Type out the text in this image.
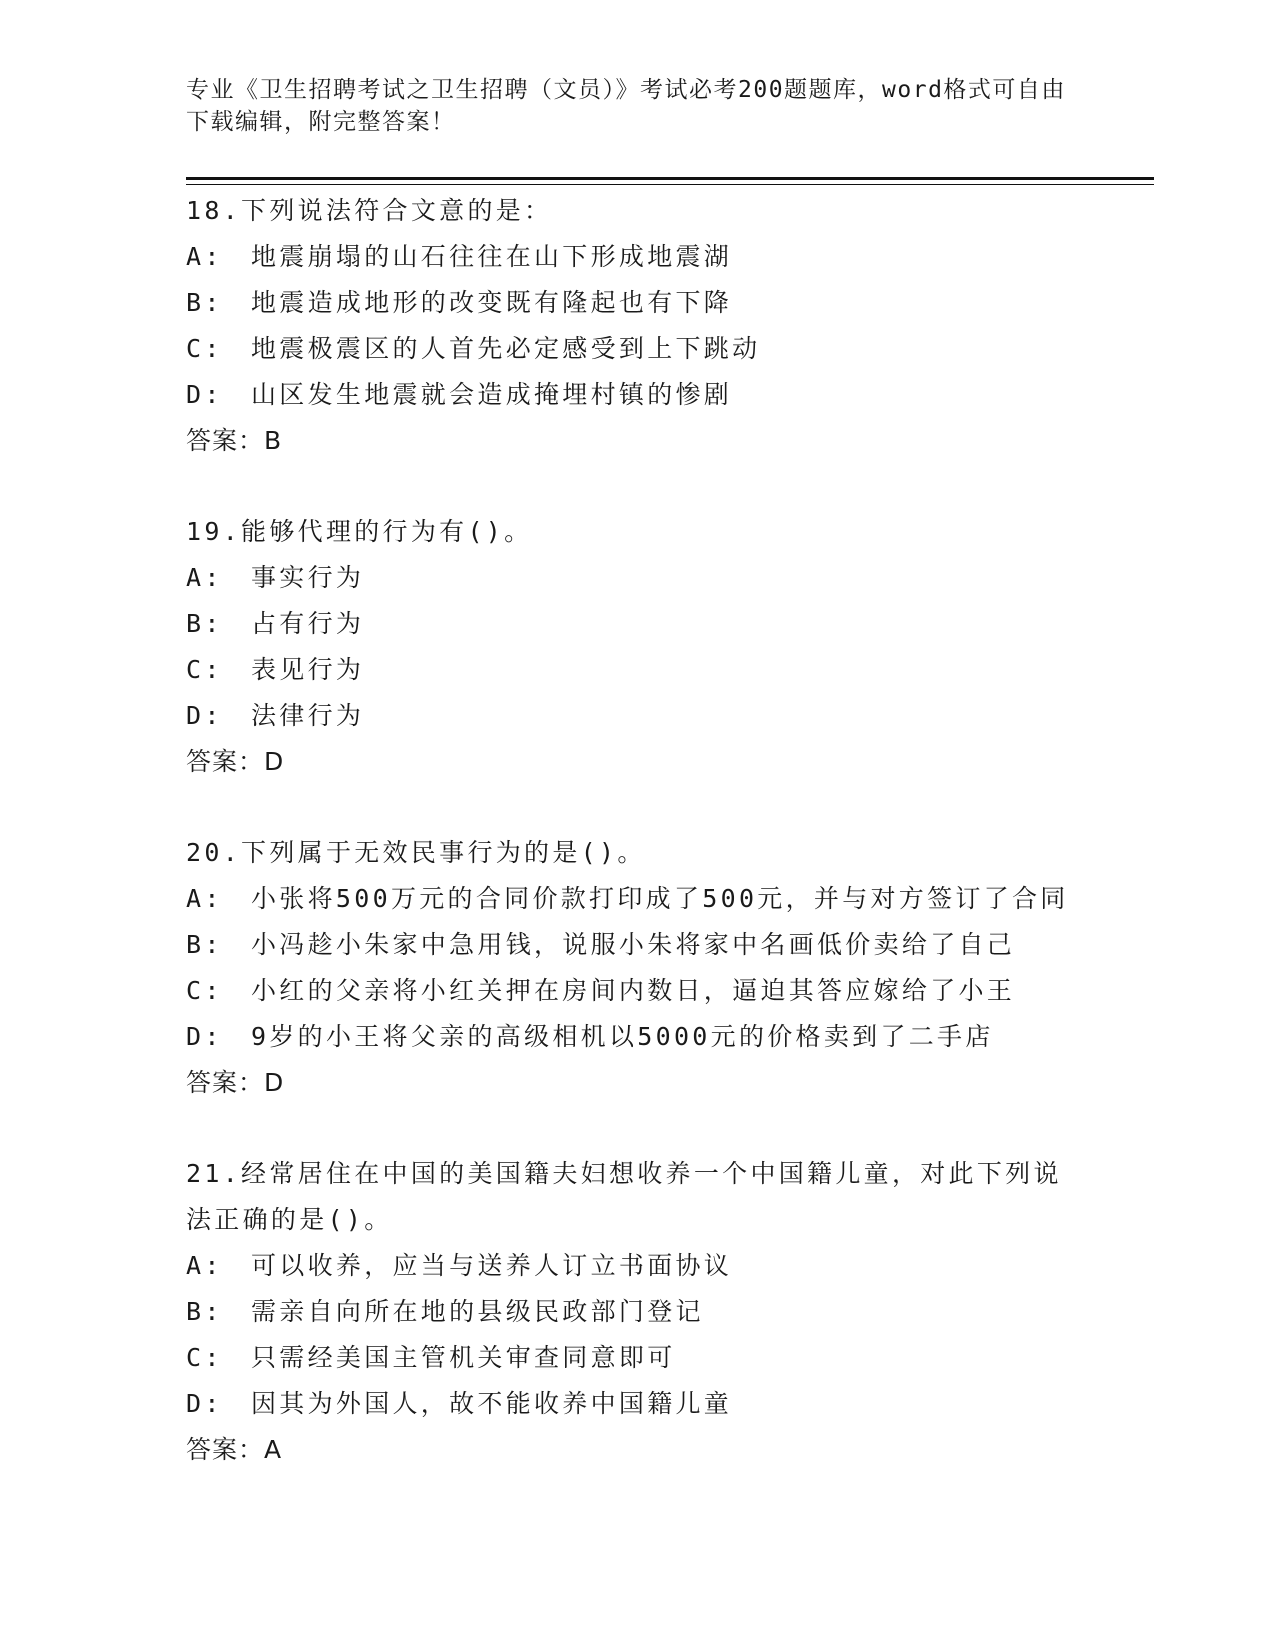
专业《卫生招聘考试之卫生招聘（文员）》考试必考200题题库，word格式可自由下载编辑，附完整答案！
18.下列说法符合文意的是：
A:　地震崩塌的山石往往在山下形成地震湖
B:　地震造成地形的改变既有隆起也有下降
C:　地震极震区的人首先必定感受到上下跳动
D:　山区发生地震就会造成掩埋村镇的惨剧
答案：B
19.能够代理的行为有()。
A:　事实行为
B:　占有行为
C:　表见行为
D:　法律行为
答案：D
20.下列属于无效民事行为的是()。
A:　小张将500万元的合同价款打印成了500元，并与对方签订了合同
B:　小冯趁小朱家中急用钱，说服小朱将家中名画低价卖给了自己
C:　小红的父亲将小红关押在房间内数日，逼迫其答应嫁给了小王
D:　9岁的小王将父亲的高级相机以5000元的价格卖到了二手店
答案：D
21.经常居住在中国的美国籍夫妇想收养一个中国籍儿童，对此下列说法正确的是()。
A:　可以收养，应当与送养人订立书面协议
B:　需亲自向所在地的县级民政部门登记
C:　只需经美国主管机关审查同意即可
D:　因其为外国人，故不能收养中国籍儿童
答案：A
==
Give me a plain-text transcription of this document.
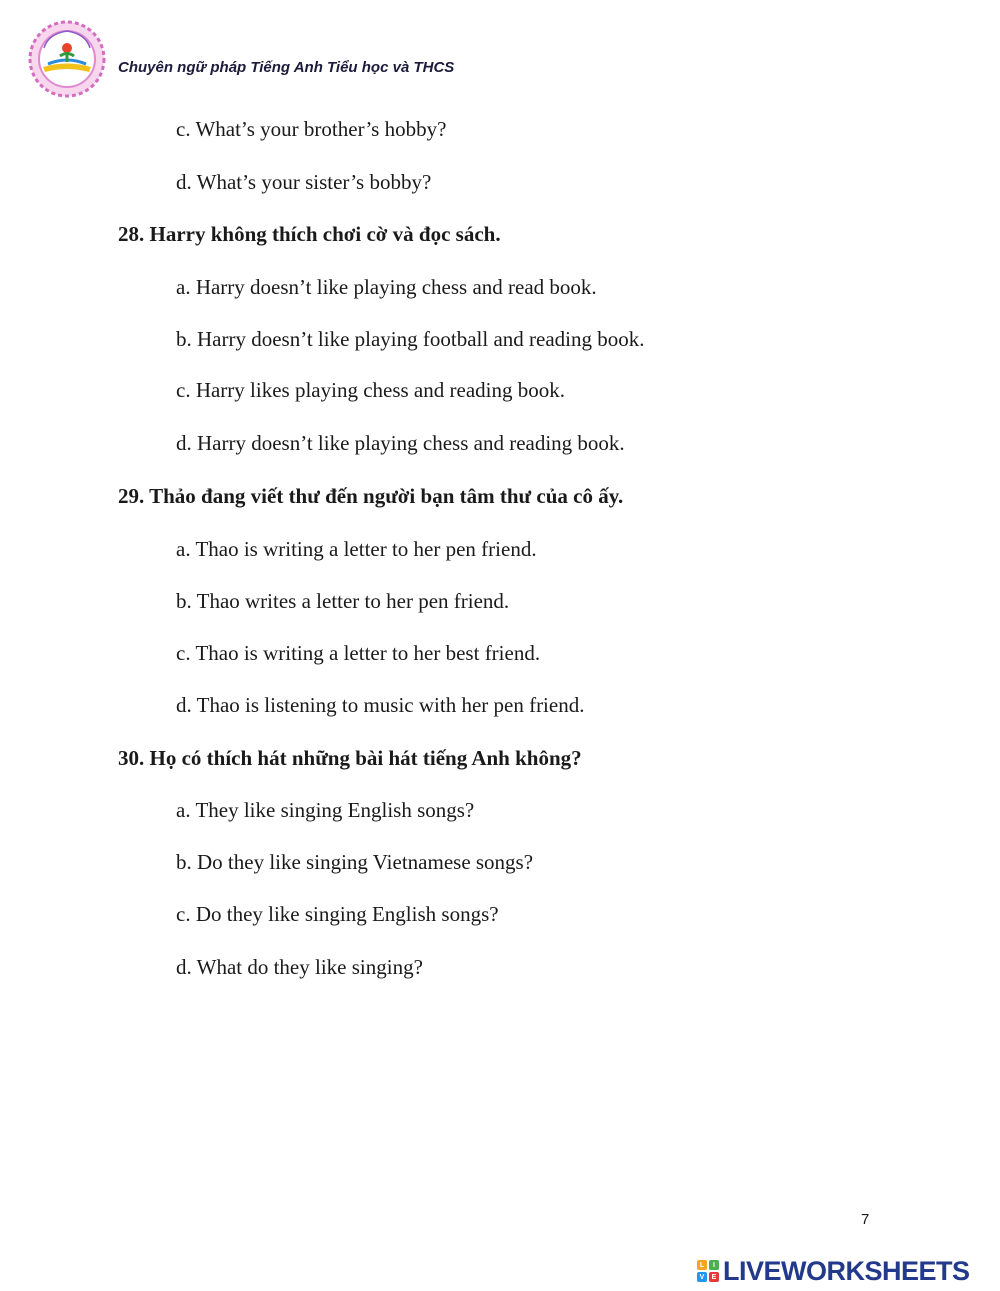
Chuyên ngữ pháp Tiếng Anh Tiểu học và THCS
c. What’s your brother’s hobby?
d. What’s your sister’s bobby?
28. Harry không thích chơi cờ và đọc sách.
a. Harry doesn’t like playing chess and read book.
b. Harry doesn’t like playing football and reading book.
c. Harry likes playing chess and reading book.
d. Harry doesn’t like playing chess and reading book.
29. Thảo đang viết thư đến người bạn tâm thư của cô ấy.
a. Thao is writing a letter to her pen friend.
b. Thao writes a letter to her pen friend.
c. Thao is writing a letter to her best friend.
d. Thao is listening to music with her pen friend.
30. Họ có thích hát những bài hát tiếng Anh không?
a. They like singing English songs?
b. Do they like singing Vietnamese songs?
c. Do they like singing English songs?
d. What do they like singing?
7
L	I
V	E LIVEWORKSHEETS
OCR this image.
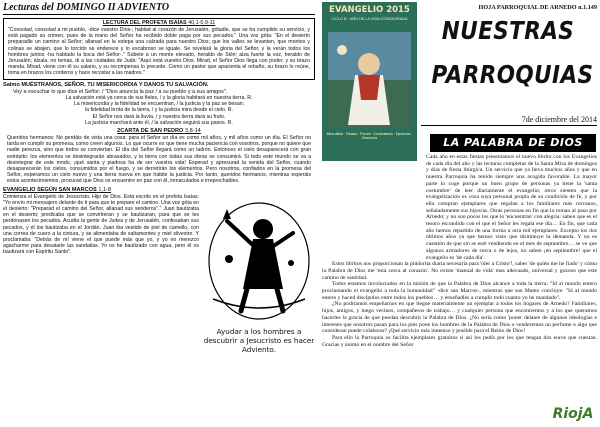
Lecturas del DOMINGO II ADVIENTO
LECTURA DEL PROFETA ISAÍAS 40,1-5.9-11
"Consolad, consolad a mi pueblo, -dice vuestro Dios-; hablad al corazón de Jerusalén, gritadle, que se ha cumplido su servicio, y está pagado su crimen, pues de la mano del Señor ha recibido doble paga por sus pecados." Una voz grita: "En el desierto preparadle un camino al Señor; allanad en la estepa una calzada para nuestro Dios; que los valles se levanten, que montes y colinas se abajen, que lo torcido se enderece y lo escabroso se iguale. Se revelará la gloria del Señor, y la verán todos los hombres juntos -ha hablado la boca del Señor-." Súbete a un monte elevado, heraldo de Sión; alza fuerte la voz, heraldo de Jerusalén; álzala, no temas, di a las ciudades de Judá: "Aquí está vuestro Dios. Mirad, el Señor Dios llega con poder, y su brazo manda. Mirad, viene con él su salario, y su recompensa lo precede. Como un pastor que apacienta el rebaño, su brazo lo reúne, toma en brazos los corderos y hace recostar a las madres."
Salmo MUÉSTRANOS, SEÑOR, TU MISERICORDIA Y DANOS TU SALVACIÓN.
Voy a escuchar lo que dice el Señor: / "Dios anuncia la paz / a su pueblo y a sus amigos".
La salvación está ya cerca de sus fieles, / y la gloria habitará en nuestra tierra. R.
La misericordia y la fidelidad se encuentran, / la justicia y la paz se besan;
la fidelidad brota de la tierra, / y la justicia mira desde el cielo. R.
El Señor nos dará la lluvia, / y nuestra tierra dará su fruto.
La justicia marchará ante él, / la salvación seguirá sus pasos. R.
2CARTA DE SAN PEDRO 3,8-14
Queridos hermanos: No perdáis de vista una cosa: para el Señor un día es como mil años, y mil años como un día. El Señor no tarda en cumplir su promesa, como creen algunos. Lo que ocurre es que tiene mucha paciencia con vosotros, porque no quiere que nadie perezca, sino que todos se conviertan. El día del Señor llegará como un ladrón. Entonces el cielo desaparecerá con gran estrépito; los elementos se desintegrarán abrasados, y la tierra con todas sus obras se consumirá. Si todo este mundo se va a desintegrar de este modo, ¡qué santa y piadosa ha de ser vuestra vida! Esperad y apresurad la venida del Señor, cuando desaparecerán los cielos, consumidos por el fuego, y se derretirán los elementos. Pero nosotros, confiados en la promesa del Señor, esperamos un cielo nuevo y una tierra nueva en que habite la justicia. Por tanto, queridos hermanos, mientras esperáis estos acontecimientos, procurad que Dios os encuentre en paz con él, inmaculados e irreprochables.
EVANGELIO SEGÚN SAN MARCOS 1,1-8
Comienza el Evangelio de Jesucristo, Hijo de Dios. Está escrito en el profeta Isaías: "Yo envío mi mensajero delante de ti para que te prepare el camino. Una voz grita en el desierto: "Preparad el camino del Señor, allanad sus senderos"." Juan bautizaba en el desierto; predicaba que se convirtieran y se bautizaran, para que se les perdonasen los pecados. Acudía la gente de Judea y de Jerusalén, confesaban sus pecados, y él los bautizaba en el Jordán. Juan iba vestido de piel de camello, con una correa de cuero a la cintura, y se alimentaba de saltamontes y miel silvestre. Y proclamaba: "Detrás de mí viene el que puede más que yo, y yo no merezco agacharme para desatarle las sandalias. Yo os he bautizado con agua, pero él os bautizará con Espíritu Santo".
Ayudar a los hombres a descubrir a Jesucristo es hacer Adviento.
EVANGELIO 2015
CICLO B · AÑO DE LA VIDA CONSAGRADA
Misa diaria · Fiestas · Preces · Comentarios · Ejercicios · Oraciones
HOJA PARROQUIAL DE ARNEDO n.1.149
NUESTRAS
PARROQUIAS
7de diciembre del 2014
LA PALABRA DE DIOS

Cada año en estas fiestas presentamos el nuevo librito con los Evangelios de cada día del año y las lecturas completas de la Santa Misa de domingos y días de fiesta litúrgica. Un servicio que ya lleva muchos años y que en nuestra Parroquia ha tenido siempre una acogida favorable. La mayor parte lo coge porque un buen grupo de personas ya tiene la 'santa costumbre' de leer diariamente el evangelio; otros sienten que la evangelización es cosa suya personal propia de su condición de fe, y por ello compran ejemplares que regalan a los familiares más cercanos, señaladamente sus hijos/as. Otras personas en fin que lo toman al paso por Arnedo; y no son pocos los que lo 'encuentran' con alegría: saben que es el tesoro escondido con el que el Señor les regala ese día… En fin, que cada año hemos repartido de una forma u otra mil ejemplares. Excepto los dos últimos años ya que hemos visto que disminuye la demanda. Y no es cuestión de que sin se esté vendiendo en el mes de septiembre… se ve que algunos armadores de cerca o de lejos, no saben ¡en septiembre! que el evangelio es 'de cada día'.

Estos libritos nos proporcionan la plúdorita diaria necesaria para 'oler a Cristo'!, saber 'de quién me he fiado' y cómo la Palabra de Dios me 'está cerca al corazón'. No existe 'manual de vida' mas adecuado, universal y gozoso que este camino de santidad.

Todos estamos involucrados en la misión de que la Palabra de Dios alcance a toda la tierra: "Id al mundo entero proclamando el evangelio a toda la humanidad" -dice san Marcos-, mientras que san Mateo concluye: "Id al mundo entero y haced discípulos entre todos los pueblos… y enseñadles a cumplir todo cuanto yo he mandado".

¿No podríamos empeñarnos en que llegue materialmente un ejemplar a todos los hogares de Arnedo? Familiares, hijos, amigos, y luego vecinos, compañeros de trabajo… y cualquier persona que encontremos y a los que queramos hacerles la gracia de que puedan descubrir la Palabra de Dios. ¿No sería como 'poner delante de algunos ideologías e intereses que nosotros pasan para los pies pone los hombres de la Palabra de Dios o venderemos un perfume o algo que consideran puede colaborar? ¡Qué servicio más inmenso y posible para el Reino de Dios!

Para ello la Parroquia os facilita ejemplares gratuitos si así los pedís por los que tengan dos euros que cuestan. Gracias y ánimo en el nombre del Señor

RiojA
---
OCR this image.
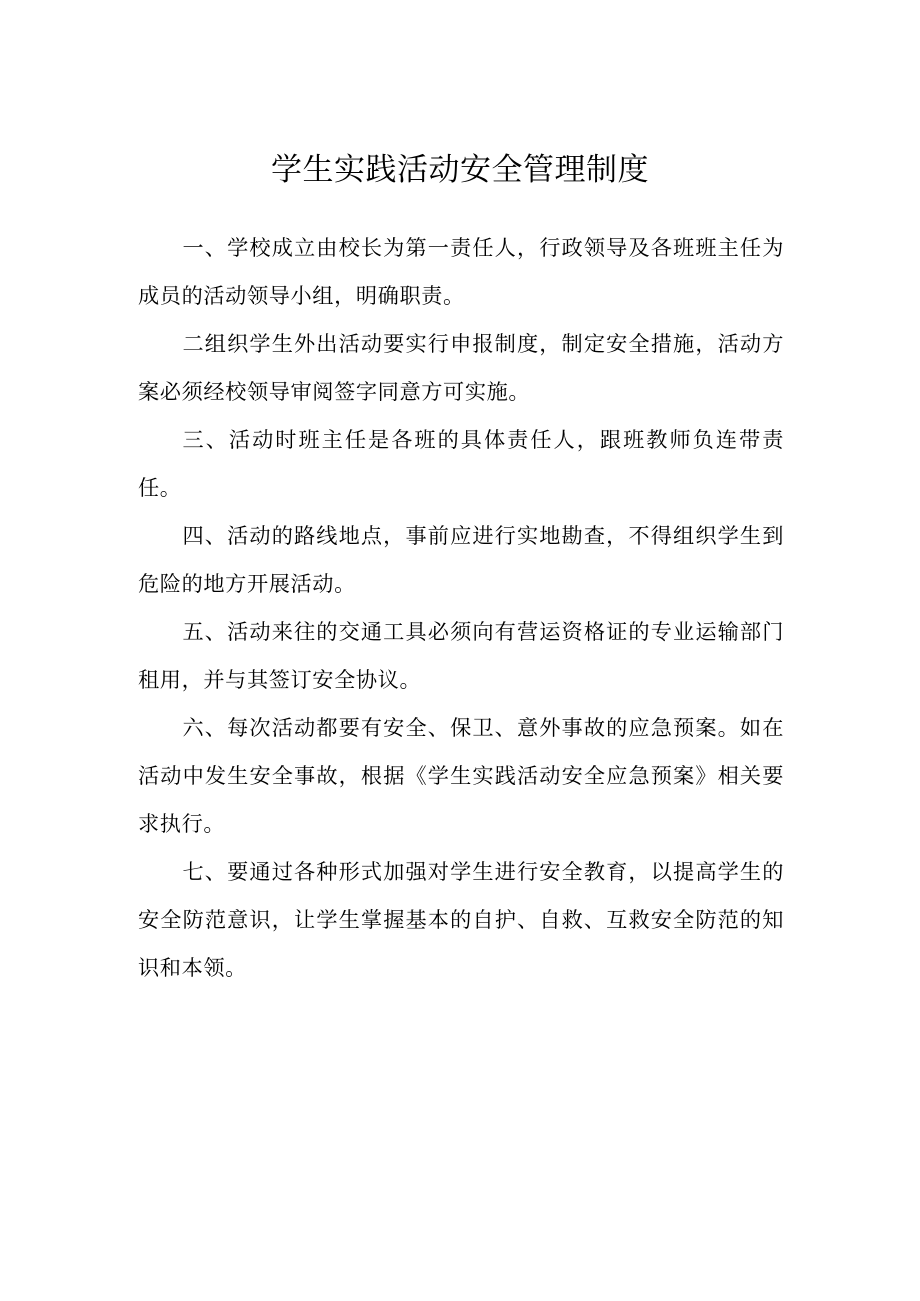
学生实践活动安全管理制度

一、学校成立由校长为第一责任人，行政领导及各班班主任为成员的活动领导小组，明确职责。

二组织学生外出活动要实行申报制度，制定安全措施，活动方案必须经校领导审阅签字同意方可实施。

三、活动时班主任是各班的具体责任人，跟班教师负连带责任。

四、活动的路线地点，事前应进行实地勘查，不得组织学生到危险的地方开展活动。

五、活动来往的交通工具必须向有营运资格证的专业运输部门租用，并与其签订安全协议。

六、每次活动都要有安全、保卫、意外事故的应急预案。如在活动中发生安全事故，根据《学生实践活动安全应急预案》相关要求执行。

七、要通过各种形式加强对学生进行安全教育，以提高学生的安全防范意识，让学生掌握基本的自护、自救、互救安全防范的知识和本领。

> _TO DO_
Count the lines of the listing above that include the word "camino" and state the total with nothing else.

> _EXERCISE SOLUTION_
3